### Request
Select the lines below containing the word "FROM".

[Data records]

-----

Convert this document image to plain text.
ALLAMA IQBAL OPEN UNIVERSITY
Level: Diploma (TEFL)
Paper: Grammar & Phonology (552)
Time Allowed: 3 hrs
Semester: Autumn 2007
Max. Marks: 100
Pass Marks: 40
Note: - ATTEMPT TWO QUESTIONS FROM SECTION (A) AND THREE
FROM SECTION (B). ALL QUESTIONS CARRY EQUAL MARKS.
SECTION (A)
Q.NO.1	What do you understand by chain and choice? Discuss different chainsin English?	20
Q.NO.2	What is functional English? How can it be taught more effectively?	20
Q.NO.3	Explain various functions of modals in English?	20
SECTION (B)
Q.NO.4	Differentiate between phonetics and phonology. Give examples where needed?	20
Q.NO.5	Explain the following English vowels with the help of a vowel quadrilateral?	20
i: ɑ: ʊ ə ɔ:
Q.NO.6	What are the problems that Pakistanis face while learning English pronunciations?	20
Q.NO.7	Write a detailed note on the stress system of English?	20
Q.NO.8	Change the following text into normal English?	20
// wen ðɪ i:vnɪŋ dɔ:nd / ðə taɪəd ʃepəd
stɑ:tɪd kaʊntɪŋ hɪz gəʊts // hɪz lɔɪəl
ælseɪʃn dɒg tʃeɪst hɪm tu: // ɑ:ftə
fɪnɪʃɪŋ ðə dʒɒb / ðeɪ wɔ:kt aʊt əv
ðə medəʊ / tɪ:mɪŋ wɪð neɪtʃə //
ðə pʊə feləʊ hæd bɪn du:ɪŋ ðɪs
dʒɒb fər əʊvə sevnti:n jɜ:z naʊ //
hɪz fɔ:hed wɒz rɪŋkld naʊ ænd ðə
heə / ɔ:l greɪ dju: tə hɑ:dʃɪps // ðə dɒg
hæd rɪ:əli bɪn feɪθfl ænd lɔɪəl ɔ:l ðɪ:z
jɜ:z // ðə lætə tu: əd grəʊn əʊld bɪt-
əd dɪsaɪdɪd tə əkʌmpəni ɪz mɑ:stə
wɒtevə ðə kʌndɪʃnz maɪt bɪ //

-----

### Response to this task
Note: - ATTEMPT TWO QUESTIONS FROM SECTION (A) AND THREE
FROM SECTION (B). ALL QUESTIONS CARRY EQUAL MARKS.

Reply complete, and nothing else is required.